WHAT IS BEING ASKED: Repeat the entire listing exactly.

EXTRACTED MATERIAL:

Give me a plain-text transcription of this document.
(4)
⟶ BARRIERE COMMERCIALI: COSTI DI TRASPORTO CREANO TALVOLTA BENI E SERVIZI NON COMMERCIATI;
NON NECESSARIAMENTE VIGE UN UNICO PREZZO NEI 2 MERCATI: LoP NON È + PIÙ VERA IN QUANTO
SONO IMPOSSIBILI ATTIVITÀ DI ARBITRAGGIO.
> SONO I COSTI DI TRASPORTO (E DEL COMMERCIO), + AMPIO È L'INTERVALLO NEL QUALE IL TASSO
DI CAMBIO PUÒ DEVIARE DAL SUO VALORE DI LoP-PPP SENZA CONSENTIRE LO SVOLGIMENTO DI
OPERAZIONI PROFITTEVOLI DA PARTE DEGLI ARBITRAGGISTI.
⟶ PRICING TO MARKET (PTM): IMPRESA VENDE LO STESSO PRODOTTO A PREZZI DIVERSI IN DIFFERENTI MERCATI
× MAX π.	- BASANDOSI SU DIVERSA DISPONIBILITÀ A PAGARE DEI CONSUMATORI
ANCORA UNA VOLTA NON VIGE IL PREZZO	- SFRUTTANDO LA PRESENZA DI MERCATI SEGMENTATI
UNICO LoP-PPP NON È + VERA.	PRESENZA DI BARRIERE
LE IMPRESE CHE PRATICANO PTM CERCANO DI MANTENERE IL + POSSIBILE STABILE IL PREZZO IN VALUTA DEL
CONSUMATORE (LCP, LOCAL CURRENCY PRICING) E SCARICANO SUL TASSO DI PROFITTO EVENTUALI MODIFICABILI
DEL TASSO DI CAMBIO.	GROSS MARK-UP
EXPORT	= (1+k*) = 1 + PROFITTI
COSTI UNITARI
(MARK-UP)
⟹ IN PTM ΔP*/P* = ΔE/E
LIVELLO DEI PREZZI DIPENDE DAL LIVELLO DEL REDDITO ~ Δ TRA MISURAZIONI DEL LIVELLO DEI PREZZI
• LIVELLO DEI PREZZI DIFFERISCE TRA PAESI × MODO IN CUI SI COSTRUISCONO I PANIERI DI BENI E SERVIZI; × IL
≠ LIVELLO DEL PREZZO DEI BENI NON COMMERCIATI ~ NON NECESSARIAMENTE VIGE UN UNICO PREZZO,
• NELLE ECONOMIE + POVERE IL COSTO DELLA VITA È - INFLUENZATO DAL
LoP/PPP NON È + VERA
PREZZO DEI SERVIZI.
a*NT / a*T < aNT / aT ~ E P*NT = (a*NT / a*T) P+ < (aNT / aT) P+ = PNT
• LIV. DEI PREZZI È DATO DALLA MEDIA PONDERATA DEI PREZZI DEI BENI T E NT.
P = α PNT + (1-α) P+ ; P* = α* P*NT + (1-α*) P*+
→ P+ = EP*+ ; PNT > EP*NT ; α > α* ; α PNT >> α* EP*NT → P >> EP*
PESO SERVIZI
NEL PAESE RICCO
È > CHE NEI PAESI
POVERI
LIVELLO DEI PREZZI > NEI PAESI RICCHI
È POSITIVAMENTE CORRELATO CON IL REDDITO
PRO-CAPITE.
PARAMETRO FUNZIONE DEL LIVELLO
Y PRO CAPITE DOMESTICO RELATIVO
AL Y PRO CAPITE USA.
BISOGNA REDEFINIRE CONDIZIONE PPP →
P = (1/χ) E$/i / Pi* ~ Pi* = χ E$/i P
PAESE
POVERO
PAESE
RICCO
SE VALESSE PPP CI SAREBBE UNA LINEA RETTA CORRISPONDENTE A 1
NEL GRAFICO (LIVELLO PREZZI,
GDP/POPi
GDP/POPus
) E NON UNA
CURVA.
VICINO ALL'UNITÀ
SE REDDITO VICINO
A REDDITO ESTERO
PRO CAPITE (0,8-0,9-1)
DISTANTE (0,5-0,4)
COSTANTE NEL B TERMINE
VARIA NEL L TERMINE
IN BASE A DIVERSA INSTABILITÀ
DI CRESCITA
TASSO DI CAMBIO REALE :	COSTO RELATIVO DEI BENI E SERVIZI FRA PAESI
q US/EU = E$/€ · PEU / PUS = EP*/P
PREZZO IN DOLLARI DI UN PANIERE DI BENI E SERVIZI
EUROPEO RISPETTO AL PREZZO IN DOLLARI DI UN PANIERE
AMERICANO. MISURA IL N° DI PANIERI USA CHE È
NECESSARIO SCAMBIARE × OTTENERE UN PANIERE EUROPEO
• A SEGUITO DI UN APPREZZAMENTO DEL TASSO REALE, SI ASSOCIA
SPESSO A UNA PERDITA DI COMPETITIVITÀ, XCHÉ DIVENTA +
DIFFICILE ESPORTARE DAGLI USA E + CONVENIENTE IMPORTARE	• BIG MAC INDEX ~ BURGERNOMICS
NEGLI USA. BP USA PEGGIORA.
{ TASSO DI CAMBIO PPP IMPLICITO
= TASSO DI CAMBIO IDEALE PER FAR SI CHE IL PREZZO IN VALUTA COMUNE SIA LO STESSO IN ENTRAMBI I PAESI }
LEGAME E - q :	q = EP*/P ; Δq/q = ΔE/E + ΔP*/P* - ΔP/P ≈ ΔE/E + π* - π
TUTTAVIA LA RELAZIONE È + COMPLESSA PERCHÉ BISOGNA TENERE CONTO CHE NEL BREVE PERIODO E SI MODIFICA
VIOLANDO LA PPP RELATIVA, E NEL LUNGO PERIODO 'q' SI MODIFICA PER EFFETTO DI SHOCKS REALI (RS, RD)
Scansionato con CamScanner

WRITTEN SOLUTION:
Give me a plain-text transcription of this document.
(4)
⟶ BARRIERE COMMERCIALI: COSTI DI TRASPORTO CREANO TALVOLTA BENI E SERVIZI NON COMMERCIATI;
NON NECESSARIAMENTE VIGE UN UNICO PREZZO NEI 2 MERCATI: LoP NON È + PIÙ VERA IN QUANTO
SONO IMPOSSIBILI ATTIVITÀ DI ARBITRAGGIO.
> SONO I COSTI DI TRASPORTO (E DEL COMMERCIO), + AMPIO È L'INTERVALLO NEL QUALE IL TASSO
DI CAMBIO PUÒ DEVIARE DAL SUO VALORE DI LoP-PPP SENZA CONSENTIRE LO SVOLGIMENTO DI
OPERAZIONI PROFITTEVOLI DA PARTE DEGLI ARBITRAGGISTI.
⟶ PRICING TO MARKET (PTM): IMPRESA VENDE LO STESSO PRODOTTO A PREZZI DIVERSI IN DIFFERENTI MERCATI
× MAX π.	- BASANDOSI SU DIVERSA DISPONIBILITÀ A PAGARE DEI CONSUMATORI
ANCORA UNA VOLTA NON VIGE IL PREZZO	- SFRUTTANDO LA PRESENZA DI MERCATI SEGMENTATI
UNICO LoP-PPP NON È + VERA.	PRESENZA DI BARRIERE
LE IMPRESE CHE PRATICANO PTM CERCANO DI MANTENERE IL + POSSIBILE STABILE IL PREZZO IN VALUTA DEL
CONSUMATORE (LCP, LOCAL CURRENCY PRICING) E SCARICANO SUL TASSO DI PROFITTO EVENTUALI MODIFICABILI
DEL TASSO DI CAMBIO.	GROSS MARK-UP
EXPORT	= (1+k*) = 1 + PROFITTI
COSTI UNITARI
(MARK-UP)
⟹ IN PTM ΔP*/P* = ΔE/E
LIVELLO DEI PREZZI DIPENDE DAL LIVELLO DEL REDDITO ~ Δ TRA MISURAZIONI DEL LIVELLO DEI PREZZI
• LIVELLO DEI PREZZI DIFFERISCE TRA PAESI × MODO IN CUI SI COSTRUISCONO I PANIERI DI BENI E SERVIZI; × IL
≠ LIVELLO DEL PREZZO DEI BENI NON COMMERCIATI ~ NON NECESSARIAMENTE VIGE UN UNICO PREZZO,
• NELLE ECONOMIE + POVERE IL COSTO DELLA VITA È - INFLUENZATO DAL
LoP/PPP NON È + VERA
PREZZO DEI SERVIZI.
a*NT / a*T < aNT / aT ~ E P*NT = (a*NT / a*T) P+ < (aNT / aT) P+ = PNT
• LIV. DEI PREZZI È DATO DALLA MEDIA PONDERATA DEI PREZZI DEI BENI T E NT.
P = α PNT + (1-α) P+ ; P* = α* P*NT + (1-α*) P*+
→ P+ = EP*+ ; PNT > EP*NT ; α > α* ; α PNT >> α* EP*NT → P >> EP*
PESO SERVIZI
NEL PAESE RICCO
È > CHE NEI PAESI
POVERI
LIVELLO DEI PREZZI > NEI PAESI RICCHI
È POSITIVAMENTE CORRELATO CON IL REDDITO
PRO-CAPITE.
PARAMETRO FUNZIONE DEL LIVELLO
Y PRO CAPITE DOMESTICO RELATIVO
AL Y PRO CAPITE USA.
BISOGNA REDEFINIRE CONDIZIONE PPP →
P = (1/χ) E$/i / Pi* ~ Pi* = χ E$/i P
PAESE
POVERO
PAESE
RICCO
SE VALESSE PPP CI SAREBBE UNA LINEA RETTA CORRISPONDENTE A 1
NEL GRAFICO (LIVELLO PREZZI,
GDP/POPi
GDP/POPus
) E NON UNA
CURVA.
VICINO ALL'UNITÀ
SE REDDITO VICINO
A REDDITO ESTERO
PRO CAPITE (0,8-0,9-1)
DISTANTE (0,5-0,4)
COSTANTE NEL B TERMINE
VARIA NEL L TERMINE
IN BASE A DIVERSA INSTABILITÀ
DI CRESCITA
TASSO DI CAMBIO REALE :	COSTO RELATIVO DEI BENI E SERVIZI FRA PAESI
q US/EU = E$/€ · PEU / PUS = EP*/P
PREZZO IN DOLLARI DI UN PANIERE DI BENI E SERVIZI
EUROPEO RISPETTO AL PREZZO IN DOLLARI DI UN PANIERE
AMERICANO. MISURA IL N° DI PANIERI USA CHE È
NECESSARIO SCAMBIARE × OTTENERE UN PANIERE EUROPEO
• A SEGUITO DI UN APPREZZAMENTO DEL TASSO REALE, SI ASSOCIA
SPESSO A UNA PERDITA DI COMPETITIVITÀ, XCHÉ DIVENTA +
DIFFICILE ESPORTARE DAGLI USA E + CONVENIENTE IMPORTARE	• BIG MAC INDEX ~ BURGERNOMICS
NEGLI USA. BP USA PEGGIORA.
{ TASSO DI CAMBIO PPP IMPLICITO
= TASSO DI CAMBIO IDEALE PER FAR SI CHE IL PREZZO IN VALUTA COMUNE SIA LO STESSO IN ENTRAMBI I PAESI }
LEGAME E - q :	q = EP*/P ; Δq/q = ΔE/E + ΔP*/P* - ΔP/P ≈ ΔE/E + π* - π
TUTTAVIA LA RELAZIONE È + COMPLESSA PERCHÉ BISOGNA TENERE CONTO CHE NEL BREVE PERIODO E SI MODIFICA
VIOLANDO LA PPP RELATIVA, E NEL LUNGO PERIODO 'q' SI MODIFICA PER EFFETTO DI SHOCKS REALI (RS, RD)
Scansionato con CamScanner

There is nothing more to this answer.